Pick out every line holding the string "Adjacent" and copy it.

Data items:
## START

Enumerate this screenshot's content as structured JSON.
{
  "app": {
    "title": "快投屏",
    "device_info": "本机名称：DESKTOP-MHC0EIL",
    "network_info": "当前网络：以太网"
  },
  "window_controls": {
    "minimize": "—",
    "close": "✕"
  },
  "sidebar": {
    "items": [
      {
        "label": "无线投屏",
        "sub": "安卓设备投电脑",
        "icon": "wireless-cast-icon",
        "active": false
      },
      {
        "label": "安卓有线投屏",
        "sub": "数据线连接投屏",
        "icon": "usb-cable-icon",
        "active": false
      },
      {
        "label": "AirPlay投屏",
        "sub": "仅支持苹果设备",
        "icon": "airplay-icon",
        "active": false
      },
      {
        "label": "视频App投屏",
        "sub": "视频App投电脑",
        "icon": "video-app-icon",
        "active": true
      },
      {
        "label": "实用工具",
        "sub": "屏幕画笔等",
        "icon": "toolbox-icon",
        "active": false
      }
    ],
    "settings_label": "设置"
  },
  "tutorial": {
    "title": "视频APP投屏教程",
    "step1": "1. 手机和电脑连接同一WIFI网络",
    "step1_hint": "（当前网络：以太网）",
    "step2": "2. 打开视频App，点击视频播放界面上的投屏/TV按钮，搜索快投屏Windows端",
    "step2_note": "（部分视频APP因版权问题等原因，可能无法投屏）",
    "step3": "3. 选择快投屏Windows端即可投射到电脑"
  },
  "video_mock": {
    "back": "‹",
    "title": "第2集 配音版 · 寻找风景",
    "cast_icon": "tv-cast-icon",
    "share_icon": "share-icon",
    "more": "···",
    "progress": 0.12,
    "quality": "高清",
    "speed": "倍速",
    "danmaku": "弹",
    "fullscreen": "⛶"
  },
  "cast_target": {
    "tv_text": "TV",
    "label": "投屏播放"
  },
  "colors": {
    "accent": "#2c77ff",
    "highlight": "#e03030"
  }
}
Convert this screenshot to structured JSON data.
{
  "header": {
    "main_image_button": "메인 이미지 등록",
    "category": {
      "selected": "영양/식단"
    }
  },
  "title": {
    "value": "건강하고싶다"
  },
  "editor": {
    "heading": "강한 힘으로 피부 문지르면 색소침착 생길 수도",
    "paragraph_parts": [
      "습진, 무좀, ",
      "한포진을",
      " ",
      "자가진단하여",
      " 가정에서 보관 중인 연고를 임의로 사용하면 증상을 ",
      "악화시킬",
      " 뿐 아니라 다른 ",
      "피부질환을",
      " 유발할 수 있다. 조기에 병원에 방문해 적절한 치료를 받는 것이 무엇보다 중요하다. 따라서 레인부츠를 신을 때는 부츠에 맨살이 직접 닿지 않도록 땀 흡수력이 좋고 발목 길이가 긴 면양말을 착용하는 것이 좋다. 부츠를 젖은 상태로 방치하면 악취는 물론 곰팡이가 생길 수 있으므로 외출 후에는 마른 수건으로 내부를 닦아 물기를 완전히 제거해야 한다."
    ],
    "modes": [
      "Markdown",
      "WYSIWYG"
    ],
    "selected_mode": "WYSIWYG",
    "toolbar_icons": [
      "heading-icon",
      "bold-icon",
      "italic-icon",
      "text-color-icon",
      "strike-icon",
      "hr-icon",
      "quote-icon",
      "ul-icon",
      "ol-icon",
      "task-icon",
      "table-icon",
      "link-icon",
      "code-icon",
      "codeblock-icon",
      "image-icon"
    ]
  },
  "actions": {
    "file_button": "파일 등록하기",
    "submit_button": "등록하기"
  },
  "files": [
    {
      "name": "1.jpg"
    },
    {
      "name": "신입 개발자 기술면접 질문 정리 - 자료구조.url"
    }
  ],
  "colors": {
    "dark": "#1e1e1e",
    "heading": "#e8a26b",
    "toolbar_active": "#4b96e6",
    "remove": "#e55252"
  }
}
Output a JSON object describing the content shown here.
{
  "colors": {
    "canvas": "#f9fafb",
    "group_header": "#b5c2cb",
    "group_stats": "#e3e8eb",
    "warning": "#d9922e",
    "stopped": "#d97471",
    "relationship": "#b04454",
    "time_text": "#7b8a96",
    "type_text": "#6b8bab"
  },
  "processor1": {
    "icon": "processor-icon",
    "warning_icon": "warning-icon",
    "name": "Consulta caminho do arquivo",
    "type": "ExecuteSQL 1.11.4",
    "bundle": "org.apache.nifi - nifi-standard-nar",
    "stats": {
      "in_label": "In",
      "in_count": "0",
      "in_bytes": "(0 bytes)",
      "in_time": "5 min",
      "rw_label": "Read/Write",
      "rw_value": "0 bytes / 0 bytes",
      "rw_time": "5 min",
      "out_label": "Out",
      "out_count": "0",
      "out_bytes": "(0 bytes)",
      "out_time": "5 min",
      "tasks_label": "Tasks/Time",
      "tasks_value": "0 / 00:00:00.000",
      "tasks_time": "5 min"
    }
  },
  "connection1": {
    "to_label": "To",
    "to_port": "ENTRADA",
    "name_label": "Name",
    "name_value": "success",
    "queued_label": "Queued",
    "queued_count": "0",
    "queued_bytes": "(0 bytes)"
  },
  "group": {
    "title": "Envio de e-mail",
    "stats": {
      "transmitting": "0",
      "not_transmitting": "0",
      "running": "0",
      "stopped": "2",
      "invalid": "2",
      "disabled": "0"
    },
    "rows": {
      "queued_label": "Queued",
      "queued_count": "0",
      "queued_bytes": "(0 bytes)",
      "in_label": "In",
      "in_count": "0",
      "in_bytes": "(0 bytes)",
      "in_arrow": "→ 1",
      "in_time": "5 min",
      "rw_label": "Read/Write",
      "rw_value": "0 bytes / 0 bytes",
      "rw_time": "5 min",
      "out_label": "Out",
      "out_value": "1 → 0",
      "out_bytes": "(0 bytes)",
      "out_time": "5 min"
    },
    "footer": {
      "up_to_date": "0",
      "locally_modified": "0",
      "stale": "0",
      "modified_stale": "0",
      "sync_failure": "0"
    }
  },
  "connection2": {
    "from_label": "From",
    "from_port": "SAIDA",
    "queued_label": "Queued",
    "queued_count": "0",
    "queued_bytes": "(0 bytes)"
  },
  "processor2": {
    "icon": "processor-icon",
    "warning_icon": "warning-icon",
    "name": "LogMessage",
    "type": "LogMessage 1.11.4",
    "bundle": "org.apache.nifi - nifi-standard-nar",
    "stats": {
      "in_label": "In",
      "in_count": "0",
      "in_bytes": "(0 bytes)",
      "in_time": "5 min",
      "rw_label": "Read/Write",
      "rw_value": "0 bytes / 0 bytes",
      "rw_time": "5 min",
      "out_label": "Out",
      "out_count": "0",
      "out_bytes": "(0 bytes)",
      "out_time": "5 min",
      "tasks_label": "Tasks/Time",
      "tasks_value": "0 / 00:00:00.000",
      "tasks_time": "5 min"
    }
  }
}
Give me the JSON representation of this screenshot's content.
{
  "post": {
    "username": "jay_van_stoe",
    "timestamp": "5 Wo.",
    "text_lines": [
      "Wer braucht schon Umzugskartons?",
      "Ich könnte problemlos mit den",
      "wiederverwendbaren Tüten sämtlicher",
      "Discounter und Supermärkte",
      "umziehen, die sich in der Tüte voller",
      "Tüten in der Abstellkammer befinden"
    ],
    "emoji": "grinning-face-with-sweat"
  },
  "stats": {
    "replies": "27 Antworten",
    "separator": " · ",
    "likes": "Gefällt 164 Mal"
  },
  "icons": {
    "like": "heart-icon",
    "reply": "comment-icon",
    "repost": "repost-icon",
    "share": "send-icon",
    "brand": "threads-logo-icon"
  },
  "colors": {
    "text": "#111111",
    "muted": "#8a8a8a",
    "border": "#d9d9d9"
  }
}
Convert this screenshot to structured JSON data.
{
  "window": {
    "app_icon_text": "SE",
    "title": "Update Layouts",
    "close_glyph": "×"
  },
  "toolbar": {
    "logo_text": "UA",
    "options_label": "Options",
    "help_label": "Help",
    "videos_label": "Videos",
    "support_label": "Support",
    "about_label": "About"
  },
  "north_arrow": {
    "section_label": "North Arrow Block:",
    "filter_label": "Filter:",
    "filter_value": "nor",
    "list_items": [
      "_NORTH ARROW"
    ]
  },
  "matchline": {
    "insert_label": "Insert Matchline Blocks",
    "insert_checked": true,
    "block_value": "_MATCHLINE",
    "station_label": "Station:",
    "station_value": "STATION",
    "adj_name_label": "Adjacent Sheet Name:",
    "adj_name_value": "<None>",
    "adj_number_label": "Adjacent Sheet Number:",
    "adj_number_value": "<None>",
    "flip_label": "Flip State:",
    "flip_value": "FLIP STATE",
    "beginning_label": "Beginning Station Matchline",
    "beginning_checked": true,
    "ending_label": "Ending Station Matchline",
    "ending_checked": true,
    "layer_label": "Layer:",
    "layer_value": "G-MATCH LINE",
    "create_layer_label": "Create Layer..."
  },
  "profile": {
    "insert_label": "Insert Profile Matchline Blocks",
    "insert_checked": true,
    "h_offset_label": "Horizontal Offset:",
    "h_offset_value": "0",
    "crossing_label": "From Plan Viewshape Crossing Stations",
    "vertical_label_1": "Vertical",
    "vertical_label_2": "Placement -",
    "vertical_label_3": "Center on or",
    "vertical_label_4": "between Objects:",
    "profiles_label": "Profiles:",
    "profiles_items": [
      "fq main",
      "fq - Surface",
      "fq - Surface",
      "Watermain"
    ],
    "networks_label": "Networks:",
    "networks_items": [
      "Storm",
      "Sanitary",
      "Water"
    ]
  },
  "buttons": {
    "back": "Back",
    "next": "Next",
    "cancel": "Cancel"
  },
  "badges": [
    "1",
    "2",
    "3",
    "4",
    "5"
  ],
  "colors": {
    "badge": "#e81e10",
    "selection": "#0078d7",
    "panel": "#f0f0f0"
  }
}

## END

● Response to this task
    "adj_name_label": "Adjacent Sheet Name:",
    "adj_number_label": "Adjacent Sheet Number:",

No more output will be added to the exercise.